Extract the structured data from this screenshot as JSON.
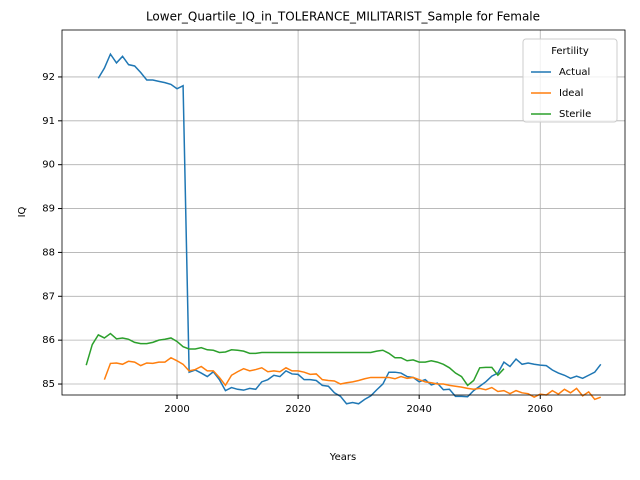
{
  "chart_data": {
    "type": "line",
    "title": "Lower_Quartile_IQ_in_TOLERANCE_MILITARIST_Sample for Female",
    "x_label": "Years",
    "y_label": "IQ",
    "legend_title": "Fertility",
    "legend": "upper right",
    "grid": true,
    "xlim": [
      1981,
      2074
    ],
    "xticks": [
      2000,
      2020,
      2040,
      2060
    ],
    "ylim": [
      84.75,
      93.07
    ],
    "yticks": [
      85,
      86,
      87,
      88,
      89,
      90,
      91,
      92
    ],
    "x": [
      1985,
      1986,
      1987,
      1988,
      1989,
      1990,
      1991,
      1992,
      1993,
      1994,
      1995,
      1996,
      1997,
      1998,
      1999,
      2000,
      2001,
      2002,
      2003,
      2004,
      2005,
      2006,
      2007,
      2008,
      2009,
      2010,
      2011,
      2012,
      2013,
      2014,
      2015,
      2016,
      2017,
      2018,
      2019,
      2020,
      2021,
      2022,
      2023,
      2024,
      2025,
      2026,
      2027,
      2028,
      2029,
      2030,
      2031,
      2032,
      2033,
      2034,
      2035,
      2036,
      2037,
      2038,
      2039,
      2040,
      2041,
      2042,
      2043,
      2044,
      2045,
      2046,
      2047,
      2048,
      2049,
      2050,
      2051,
      2052,
      2053,
      2054,
      2055,
      2056,
      2057,
      2058,
      2059,
      2060,
      2061,
      2062,
      2063,
      2064,
      2065,
      2066,
      2067,
      2068,
      2069,
      2070
    ],
    "series": [
      {
        "name": "Actual",
        "color": "#1f77b4",
        "values": [
          null,
          null,
          91.97,
          92.2,
          92.52,
          92.32,
          92.47,
          92.28,
          92.25,
          92.1,
          91.93,
          91.93,
          91.9,
          91.87,
          91.83,
          91.73,
          91.8,
          85.27,
          85.32,
          85.25,
          85.17,
          85.28,
          85.1,
          84.85,
          84.92,
          84.88,
          84.86,
          84.9,
          84.88,
          85.05,
          85.1,
          85.2,
          85.17,
          85.3,
          85.23,
          85.22,
          85.1,
          85.1,
          85.08,
          84.97,
          84.95,
          84.8,
          84.72,
          84.55,
          84.58,
          84.55,
          84.65,
          84.73,
          84.87,
          85.0,
          85.27,
          85.27,
          85.25,
          85.17,
          85.15,
          85.05,
          85.1,
          84.98,
          85.02,
          84.87,
          84.88,
          84.72,
          84.72,
          84.71,
          84.85,
          84.95,
          85.05,
          85.18,
          85.25,
          85.5,
          85.4,
          85.57,
          85.45,
          85.48,
          85.45,
          85.43,
          85.42,
          85.32,
          85.25,
          85.2,
          85.13,
          85.18,
          85.13,
          85.2,
          85.27,
          85.45
        ]
      },
      {
        "name": "Ideal",
        "color": "#ff7f0e",
        "values": [
          null,
          null,
          null,
          85.1,
          85.47,
          85.48,
          85.45,
          85.52,
          85.5,
          85.42,
          85.48,
          85.47,
          85.5,
          85.5,
          85.6,
          85.53,
          85.45,
          85.3,
          85.33,
          85.4,
          85.3,
          85.3,
          85.15,
          84.97,
          85.2,
          85.28,
          85.35,
          85.3,
          85.33,
          85.37,
          85.28,
          85.3,
          85.28,
          85.37,
          85.3,
          85.3,
          85.27,
          85.22,
          85.23,
          85.1,
          85.08,
          85.07,
          85.0,
          85.03,
          85.05,
          85.08,
          85.12,
          85.15,
          85.15,
          85.15,
          85.15,
          85.12,
          85.17,
          85.13,
          85.15,
          85.1,
          85.05,
          85.03,
          85.0,
          85.0,
          84.97,
          84.95,
          84.93,
          84.9,
          84.88,
          84.9,
          84.87,
          84.92,
          84.83,
          84.85,
          84.78,
          84.85,
          84.8,
          84.78,
          84.7,
          84.77,
          84.75,
          84.85,
          84.77,
          84.88,
          84.8,
          84.9,
          84.73,
          84.82,
          84.65,
          84.7
        ]
      },
      {
        "name": "Sterile",
        "color": "#2ca02c",
        "values": [
          85.43,
          85.9,
          86.12,
          86.05,
          86.15,
          86.03,
          86.05,
          86.02,
          85.95,
          85.92,
          85.92,
          85.95,
          86.0,
          86.02,
          86.05,
          85.97,
          85.85,
          85.8,
          85.8,
          85.83,
          85.78,
          85.77,
          85.72,
          85.73,
          85.78,
          85.77,
          85.75,
          85.7,
          85.7,
          85.72,
          85.72,
          85.72,
          85.72,
          85.72,
          85.72,
          85.72,
          85.72,
          85.72,
          85.72,
          85.72,
          85.72,
          85.72,
          85.72,
          85.72,
          85.72,
          85.72,
          85.72,
          85.72,
          85.75,
          85.77,
          85.7,
          85.6,
          85.6,
          85.53,
          85.55,
          85.5,
          85.5,
          85.53,
          85.5,
          85.45,
          85.37,
          85.25,
          85.17,
          84.97,
          85.08,
          85.37,
          85.38,
          85.38,
          85.2,
          85.35,
          null,
          null,
          null,
          null,
          null,
          null,
          null,
          null,
          null,
          null,
          null,
          null,
          null,
          null,
          null,
          null
        ]
      }
    ]
  }
}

------------

#### TASK BRIEF:
In your copy, leave out the pictures and reproduce the material above exactly.

#### OUTPUT FOR THIS TASK:
Extract the structured data from this screenshot as JSON.
{
  "chart_data": {
    "type": "line",
    "title": "Lower_Quartile_IQ_in_TOLERANCE_MILITARIST_Sample for Female",
    "x_label": "Years",
    "y_label": "IQ",
    "legend_title": "Fertility",
    "legend": "upper right",
    "grid": true,
    "xlim": [
      1981,
      2074
    ],
    "xticks": [
      2000,
      2020,
      2040,
      2060
    ],
    "ylim": [
      84.75,
      93.07
    ],
    "yticks": [
      85,
      86,
      87,
      88,
      89,
      90,
      91,
      92
    ],
    "x": [
      1985,
      1986,
      1987,
      1988,
      1989,
      1990,
      1991,
      1992,
      1993,
      1994,
      1995,
      1996,
      1997,
      1998,
      1999,
      2000,
      2001,
      2002,
      2003,
      2004,
      2005,
      2006,
      2007,
      2008,
      2009,
      2010,
      2011,
      2012,
      2013,
      2014,
      2015,
      2016,
      2017,
      2018,
      2019,
      2020,
      2021,
      2022,
      2023,
      2024,
      2025,
      2026,
      2027,
      2028,
      2029,
      2030,
      2031,
      2032,
      2033,
      2034,
      2035,
      2036,
      2037,
      2038,
      2039,
      2040,
      2041,
      2042,
      2043,
      2044,
      2045,
      2046,
      2047,
      2048,
      2049,
      2050,
      2051,
      2052,
      2053,
      2054,
      2055,
      2056,
      2057,
      2058,
      2059,
      2060,
      2061,
      2062,
      2063,
      2064,
      2065,
      2066,
      2067,
      2068,
      2069,
      2070
    ],
    "series": [
      {
        "name": "Actual",
        "color": "#1f77b4",
        "values": [
          null,
          null,
          91.97,
          92.2,
          92.52,
          92.32,
          92.47,
          92.28,
          92.25,
          92.1,
          91.93,
          91.93,
          91.9,
          91.87,
          91.83,
          91.73,
          91.8,
          85.27,
          85.32,
          85.25,
          85.17,
          85.28,
          85.1,
          84.85,
          84.92,
          84.88,
          84.86,
          84.9,
          84.88,
          85.05,
          85.1,
          85.2,
          85.17,
          85.3,
          85.23,
          85.22,
          85.1,
          85.1,
          85.08,
          84.97,
          84.95,
          84.8,
          84.72,
          84.55,
          84.58,
          84.55,
          84.65,
          84.73,
          84.87,
          85.0,
          85.27,
          85.27,
          85.25,
          85.17,
          85.15,
          85.05,
          85.1,
          84.98,
          85.02,
          84.87,
          84.88,
          84.72,
          84.72,
          84.71,
          84.85,
          84.95,
          85.05,
          85.18,
          85.25,
          85.5,
          85.4,
          85.57,
          85.45,
          85.48,
          85.45,
          85.43,
          85.42,
          85.32,
          85.25,
          85.2,
          85.13,
          85.18,
          85.13,
          85.2,
          85.27,
          85.45
        ]
      },
      {
        "name": "Ideal",
        "color": "#ff7f0e",
        "values": [
          null,
          null,
          null,
          85.1,
          85.47,
          85.48,
          85.45,
          85.52,
          85.5,
          85.42,
          85.48,
          85.47,
          85.5,
          85.5,
          85.6,
          85.53,
          85.45,
          85.3,
          85.33,
          85.4,
          85.3,
          85.3,
          85.15,
          84.97,
          85.2,
          85.28,
          85.35,
          85.3,
          85.33,
          85.37,
          85.28,
          85.3,
          85.28,
          85.37,
          85.3,
          85.3,
          85.27,
          85.22,
          85.23,
          85.1,
          85.08,
          85.07,
          85.0,
          85.03,
          85.05,
          85.08,
          85.12,
          85.15,
          85.15,
          85.15,
          85.15,
          85.12,
          85.17,
          85.13,
          85.15,
          85.1,
          85.05,
          85.03,
          85.0,
          85.0,
          84.97,
          84.95,
          84.93,
          84.9,
          84.88,
          84.9,
          84.87,
          84.92,
          84.83,
          84.85,
          84.78,
          84.85,
          84.8,
          84.78,
          84.7,
          84.77,
          84.75,
          84.85,
          84.77,
          84.88,
          84.8,
          84.9,
          84.73,
          84.82,
          84.65,
          84.7
        ]
      },
      {
        "name": "Sterile",
        "color": "#2ca02c",
        "values": [
          85.43,
          85.9,
          86.12,
          86.05,
          86.15,
          86.03,
          86.05,
          86.02,
          85.95,
          85.92,
          85.92,
          85.95,
          86.0,
          86.02,
          86.05,
          85.97,
          85.85,
          85.8,
          85.8,
          85.83,
          85.78,
          85.77,
          85.72,
          85.73,
          85.78,
          85.77,
          85.75,
          85.7,
          85.7,
          85.72,
          85.72,
          85.72,
          85.72,
          85.72,
          85.72,
          85.72,
          85.72,
          85.72,
          85.72,
          85.72,
          85.72,
          85.72,
          85.72,
          85.72,
          85.72,
          85.72,
          85.72,
          85.72,
          85.75,
          85.77,
          85.7,
          85.6,
          85.6,
          85.53,
          85.55,
          85.5,
          85.5,
          85.53,
          85.5,
          85.45,
          85.37,
          85.25,
          85.17,
          84.97,
          85.08,
          85.37,
          85.38,
          85.38,
          85.2,
          85.35,
          null,
          null,
          null,
          null,
          null,
          null,
          null,
          null,
          null,
          null,
          null,
          null,
          null,
          null,
          null,
          null
        ]
      }
    ]
  }
}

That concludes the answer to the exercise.